Goal
Look through the records and report how many lines include the word "SECONDRY", with no other words.

Dataset entries

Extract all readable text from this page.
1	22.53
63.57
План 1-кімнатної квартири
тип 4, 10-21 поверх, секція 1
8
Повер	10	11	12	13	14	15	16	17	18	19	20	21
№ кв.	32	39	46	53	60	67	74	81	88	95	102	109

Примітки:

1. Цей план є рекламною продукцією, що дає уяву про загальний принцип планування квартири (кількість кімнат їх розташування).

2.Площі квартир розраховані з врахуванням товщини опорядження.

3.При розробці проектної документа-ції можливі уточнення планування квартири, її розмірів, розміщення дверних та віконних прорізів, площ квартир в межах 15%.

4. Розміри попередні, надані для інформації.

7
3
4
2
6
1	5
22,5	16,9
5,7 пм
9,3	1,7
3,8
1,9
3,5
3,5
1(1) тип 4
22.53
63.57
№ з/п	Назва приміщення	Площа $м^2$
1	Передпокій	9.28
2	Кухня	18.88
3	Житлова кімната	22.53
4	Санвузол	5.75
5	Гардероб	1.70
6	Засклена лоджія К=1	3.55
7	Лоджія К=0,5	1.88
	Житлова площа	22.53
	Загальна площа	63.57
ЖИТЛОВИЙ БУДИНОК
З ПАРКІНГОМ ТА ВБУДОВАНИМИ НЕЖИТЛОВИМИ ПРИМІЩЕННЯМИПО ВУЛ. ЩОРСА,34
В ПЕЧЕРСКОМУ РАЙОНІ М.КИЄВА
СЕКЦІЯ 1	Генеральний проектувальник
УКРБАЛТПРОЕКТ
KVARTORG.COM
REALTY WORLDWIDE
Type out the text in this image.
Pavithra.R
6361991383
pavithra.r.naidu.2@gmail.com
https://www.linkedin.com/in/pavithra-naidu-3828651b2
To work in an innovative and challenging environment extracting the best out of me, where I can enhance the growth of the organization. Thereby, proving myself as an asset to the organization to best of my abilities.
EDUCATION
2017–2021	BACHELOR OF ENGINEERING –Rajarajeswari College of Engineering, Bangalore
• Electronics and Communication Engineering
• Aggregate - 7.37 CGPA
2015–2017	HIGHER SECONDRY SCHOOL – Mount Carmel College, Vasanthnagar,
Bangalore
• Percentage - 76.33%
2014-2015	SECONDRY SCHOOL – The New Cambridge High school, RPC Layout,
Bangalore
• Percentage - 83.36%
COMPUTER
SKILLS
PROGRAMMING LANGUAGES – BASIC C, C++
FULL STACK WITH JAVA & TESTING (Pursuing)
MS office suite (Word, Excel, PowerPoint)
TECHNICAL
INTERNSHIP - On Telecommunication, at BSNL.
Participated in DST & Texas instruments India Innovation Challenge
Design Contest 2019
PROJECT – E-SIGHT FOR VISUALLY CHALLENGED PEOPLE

Answer for the task
2